======== Data provided

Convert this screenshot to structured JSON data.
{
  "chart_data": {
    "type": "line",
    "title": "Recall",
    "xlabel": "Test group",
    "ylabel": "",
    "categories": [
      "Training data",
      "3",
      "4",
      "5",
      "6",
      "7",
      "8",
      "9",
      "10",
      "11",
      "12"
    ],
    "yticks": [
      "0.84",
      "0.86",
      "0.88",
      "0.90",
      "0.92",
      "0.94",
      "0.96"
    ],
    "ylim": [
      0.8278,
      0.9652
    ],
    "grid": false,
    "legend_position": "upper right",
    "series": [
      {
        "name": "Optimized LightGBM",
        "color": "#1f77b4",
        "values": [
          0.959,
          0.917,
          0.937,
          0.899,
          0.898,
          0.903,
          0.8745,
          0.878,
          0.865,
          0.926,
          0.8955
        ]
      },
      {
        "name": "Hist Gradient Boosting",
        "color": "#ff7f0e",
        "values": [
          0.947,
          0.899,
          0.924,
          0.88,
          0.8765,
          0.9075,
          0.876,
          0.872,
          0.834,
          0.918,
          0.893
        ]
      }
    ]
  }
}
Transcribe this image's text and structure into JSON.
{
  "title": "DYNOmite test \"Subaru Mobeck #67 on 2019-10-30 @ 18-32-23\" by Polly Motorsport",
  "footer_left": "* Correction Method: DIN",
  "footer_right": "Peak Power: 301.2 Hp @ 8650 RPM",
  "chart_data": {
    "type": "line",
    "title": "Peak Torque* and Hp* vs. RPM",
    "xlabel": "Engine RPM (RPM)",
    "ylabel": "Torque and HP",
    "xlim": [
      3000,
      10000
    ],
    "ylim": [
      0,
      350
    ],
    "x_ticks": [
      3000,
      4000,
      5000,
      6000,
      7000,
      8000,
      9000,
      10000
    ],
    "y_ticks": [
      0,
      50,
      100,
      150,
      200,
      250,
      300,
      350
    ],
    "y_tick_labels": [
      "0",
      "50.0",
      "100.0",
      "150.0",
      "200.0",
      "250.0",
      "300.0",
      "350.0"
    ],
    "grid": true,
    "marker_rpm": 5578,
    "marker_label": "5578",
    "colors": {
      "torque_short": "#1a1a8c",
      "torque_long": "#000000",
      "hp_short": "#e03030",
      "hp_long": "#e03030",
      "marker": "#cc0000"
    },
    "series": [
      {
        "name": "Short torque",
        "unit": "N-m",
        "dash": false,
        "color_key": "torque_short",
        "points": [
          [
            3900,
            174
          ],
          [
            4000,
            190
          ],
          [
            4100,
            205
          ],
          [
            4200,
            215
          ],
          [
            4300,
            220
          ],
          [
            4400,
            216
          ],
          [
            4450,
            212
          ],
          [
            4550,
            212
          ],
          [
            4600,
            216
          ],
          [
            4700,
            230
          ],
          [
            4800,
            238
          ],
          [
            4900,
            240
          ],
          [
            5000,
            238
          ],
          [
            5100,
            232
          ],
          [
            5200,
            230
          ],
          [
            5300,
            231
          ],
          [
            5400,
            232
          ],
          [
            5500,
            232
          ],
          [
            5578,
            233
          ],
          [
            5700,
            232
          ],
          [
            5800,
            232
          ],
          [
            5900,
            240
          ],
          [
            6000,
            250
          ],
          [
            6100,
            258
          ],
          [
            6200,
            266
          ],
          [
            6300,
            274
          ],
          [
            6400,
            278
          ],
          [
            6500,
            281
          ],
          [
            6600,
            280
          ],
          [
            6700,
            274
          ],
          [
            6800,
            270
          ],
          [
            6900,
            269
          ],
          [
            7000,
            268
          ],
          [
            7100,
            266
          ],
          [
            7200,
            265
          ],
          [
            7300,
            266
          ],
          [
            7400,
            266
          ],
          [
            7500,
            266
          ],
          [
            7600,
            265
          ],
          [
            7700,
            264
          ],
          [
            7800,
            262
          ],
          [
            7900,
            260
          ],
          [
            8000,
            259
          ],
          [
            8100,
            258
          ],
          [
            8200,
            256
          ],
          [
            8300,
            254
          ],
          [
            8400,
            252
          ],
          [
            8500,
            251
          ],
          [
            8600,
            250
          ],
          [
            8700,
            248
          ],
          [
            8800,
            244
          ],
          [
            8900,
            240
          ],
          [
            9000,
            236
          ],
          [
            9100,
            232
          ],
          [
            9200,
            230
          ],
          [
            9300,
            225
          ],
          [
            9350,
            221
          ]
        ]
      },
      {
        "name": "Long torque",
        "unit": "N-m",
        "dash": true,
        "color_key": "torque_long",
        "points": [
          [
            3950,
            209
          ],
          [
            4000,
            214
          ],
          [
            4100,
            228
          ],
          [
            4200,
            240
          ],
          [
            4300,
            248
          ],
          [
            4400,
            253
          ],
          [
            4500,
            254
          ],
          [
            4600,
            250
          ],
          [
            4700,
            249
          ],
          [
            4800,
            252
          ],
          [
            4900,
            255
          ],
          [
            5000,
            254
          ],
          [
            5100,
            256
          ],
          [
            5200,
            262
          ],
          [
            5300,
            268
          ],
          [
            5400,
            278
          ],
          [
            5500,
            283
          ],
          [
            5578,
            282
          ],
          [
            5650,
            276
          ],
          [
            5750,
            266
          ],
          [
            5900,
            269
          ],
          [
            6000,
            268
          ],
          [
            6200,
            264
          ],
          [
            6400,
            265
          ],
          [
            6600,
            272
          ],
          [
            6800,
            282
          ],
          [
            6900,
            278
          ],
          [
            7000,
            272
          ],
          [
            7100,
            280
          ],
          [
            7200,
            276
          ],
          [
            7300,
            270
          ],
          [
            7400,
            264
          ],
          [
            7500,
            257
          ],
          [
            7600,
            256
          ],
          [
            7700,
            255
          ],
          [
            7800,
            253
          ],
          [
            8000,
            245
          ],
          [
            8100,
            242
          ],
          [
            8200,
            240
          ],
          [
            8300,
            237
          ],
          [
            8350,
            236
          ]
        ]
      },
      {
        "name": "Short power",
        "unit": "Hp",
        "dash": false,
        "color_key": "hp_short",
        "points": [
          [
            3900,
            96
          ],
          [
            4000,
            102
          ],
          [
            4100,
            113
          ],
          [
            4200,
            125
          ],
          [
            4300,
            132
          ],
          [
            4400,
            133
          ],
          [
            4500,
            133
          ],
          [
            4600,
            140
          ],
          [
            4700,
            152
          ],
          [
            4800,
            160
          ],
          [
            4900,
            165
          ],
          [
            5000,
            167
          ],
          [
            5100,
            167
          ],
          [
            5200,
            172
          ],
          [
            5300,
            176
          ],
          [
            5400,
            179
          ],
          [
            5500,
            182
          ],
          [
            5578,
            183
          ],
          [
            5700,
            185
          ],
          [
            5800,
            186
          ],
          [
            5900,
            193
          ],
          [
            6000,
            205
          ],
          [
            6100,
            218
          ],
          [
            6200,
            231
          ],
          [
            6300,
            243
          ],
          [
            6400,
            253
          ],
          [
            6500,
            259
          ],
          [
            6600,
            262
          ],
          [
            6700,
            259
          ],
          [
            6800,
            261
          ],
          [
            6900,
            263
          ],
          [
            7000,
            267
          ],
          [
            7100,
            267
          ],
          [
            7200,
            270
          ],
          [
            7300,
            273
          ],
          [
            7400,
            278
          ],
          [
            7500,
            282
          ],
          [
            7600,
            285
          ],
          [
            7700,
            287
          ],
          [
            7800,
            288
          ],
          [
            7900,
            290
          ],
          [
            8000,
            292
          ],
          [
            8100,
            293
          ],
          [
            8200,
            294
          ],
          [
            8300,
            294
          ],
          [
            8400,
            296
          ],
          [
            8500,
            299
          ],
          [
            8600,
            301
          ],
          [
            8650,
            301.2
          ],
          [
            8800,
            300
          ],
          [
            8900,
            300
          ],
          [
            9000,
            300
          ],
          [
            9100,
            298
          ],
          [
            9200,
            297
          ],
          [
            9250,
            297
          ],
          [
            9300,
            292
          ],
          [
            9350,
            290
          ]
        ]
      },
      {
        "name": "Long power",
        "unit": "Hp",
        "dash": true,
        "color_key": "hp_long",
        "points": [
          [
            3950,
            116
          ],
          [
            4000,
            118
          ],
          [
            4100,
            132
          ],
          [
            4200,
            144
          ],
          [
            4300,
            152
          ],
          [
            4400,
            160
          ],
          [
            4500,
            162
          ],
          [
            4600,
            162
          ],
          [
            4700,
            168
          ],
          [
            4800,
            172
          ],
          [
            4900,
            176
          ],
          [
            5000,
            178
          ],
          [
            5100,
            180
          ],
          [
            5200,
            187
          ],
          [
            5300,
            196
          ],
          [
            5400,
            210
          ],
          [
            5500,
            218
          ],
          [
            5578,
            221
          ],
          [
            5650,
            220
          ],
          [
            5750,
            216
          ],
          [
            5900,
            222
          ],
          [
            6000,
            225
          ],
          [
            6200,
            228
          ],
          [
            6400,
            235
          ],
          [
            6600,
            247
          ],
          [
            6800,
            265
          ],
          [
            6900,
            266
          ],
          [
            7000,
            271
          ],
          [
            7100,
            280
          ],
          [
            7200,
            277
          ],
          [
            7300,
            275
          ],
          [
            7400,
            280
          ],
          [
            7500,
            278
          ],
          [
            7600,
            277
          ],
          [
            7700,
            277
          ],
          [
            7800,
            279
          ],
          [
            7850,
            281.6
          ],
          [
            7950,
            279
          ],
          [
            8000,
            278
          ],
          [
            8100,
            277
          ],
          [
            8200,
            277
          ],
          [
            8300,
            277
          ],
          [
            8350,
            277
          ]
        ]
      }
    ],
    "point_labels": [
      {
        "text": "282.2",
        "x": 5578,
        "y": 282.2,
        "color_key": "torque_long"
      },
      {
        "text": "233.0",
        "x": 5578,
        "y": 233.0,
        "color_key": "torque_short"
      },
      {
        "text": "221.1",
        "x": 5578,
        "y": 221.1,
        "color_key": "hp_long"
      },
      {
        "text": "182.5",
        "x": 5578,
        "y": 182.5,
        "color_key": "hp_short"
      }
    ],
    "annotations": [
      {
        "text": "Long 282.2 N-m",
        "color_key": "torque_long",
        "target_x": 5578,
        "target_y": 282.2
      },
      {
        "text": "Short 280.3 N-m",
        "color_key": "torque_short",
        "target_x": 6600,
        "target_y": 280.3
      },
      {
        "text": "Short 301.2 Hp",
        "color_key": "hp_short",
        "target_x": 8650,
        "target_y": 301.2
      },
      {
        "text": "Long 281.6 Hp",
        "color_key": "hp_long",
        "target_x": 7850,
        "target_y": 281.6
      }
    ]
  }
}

================

» **Direction**: Look through the entries above and report each line where the string "Peak" occurs.

» **Response for this exercise**:
  "footer_right": "Peak Power: 301.2 Hp @ 8650 RPM",
    "title": "Peak Torque* and Hp* vs. RPM",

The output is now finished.